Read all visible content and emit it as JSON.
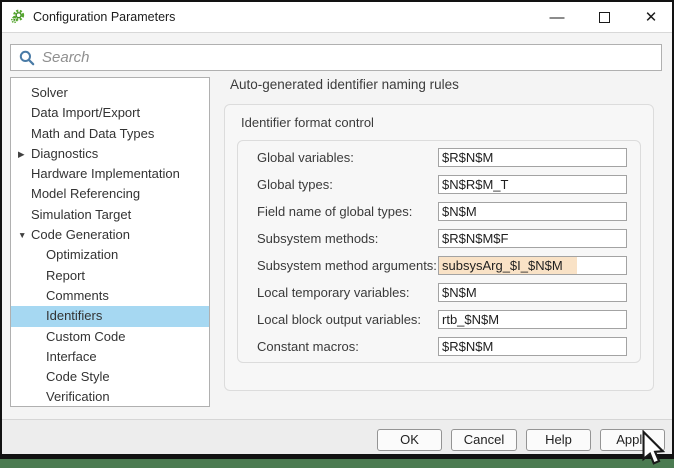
{
  "window": {
    "title": "Configuration Parameters",
    "controls": {
      "minimize_glyph": "—",
      "close_glyph": "✕"
    }
  },
  "search": {
    "placeholder": "Search"
  },
  "sidebar": {
    "items": [
      {
        "label": "Solver",
        "level": 1
      },
      {
        "label": "Data Import/Export",
        "level": 1
      },
      {
        "label": "Math and Data Types",
        "level": 1
      },
      {
        "label": "Diagnostics",
        "level": 1,
        "arrow": "▶",
        "state": "collapsed"
      },
      {
        "label": "Hardware Implementation",
        "level": 1
      },
      {
        "label": "Model Referencing",
        "level": 1
      },
      {
        "label": "Simulation Target",
        "level": 1
      },
      {
        "label": "Code Generation",
        "level": 1,
        "arrow": "▼",
        "state": "expanded"
      },
      {
        "label": "Optimization",
        "level": 2
      },
      {
        "label": "Report",
        "level": 2
      },
      {
        "label": "Comments",
        "level": 2
      },
      {
        "label": "Identifiers",
        "level": 2,
        "selected": true
      },
      {
        "label": "Custom Code",
        "level": 2
      },
      {
        "label": "Interface",
        "level": 2
      },
      {
        "label": "Code Style",
        "level": 2
      },
      {
        "label": "Verification",
        "level": 2
      }
    ]
  },
  "main": {
    "heading": "Auto-generated identifier naming rules",
    "group_title": "Identifier format control",
    "fields": [
      {
        "label": "Global variables:",
        "value": "$R$N$M"
      },
      {
        "label": "Global types:",
        "value": "$N$R$M_T"
      },
      {
        "label": "Field name of global types:",
        "value": "$N$M"
      },
      {
        "label": "Subsystem methods:",
        "value": "$R$N$M$F"
      },
      {
        "label": "Subsystem method arguments:",
        "value": "subsysArg_$I_$N$M",
        "highlighted": true
      },
      {
        "label": "Local temporary variables:",
        "value": "$N$M"
      },
      {
        "label": "Local block output variables:",
        "value": "rtb_$N$M"
      },
      {
        "label": "Constant macros:",
        "value": "$R$N$M"
      }
    ]
  },
  "footer": {
    "buttons": [
      "OK",
      "Cancel",
      "Help",
      "Apply"
    ]
  },
  "colors": {
    "selected_item_bg": "#a6d8f2",
    "highlight_field_bg": "#f9e2c6",
    "green_bar": "#4b7b51",
    "search_icon": "#4a7ba6",
    "app_icon_green": "#56a82f"
  }
}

___

• [To do]: Your copy should repeat each entry above exactly but contain no pictures.

• [The solution]:
Read all visible content and emit it as JSON.
{
  "window": {
    "title": "Configuration Parameters",
    "controls": {
      "minimize_glyph": "—",
      "close_glyph": "✕"
    }
  },
  "search": {
    "placeholder": "Search"
  },
  "sidebar": {
    "items": [
      {
        "label": "Solver",
        "level": 1
      },
      {
        "label": "Data Import/Export",
        "level": 1
      },
      {
        "label": "Math and Data Types",
        "level": 1
      },
      {
        "label": "Diagnostics",
        "level": 1,
        "arrow": "▶",
        "state": "collapsed"
      },
      {
        "label": "Hardware Implementation",
        "level": 1
      },
      {
        "label": "Model Referencing",
        "level": 1
      },
      {
        "label": "Simulation Target",
        "level": 1
      },
      {
        "label": "Code Generation",
        "level": 1,
        "arrow": "▼",
        "state": "expanded"
      },
      {
        "label": "Optimization",
        "level": 2
      },
      {
        "label": "Report",
        "level": 2
      },
      {
        "label": "Comments",
        "level": 2
      },
      {
        "label": "Identifiers",
        "level": 2,
        "selected": true
      },
      {
        "label": "Custom Code",
        "level": 2
      },
      {
        "label": "Interface",
        "level": 2
      },
      {
        "label": "Code Style",
        "level": 2
      },
      {
        "label": "Verification",
        "level": 2
      }
    ]
  },
  "main": {
    "heading": "Auto-generated identifier naming rules",
    "group_title": "Identifier format control",
    "fields": [
      {
        "label": "Global variables:",
        "value": "$R$N$M"
      },
      {
        "label": "Global types:",
        "value": "$N$R$M_T"
      },
      {
        "label": "Field name of global types:",
        "value": "$N$M"
      },
      {
        "label": "Subsystem methods:",
        "value": "$R$N$M$F"
      },
      {
        "label": "Subsystem method arguments:",
        "value": "subsysArg_$I_$N$M",
        "highlighted": true
      },
      {
        "label": "Local temporary variables:",
        "value": "$N$M"
      },
      {
        "label": "Local block output variables:",
        "value": "rtb_$N$M"
      },
      {
        "label": "Constant macros:",
        "value": "$R$N$M"
      }
    ]
  },
  "footer": {
    "buttons": [
      "OK",
      "Cancel",
      "Help",
      "Apply"
    ]
  },
  "colors": {
    "selected_item_bg": "#a6d8f2",
    "highlight_field_bg": "#f9e2c6",
    "green_bar": "#4b7b51",
    "search_icon": "#4a7ba6",
    "app_icon_green": "#56a82f"
  }
}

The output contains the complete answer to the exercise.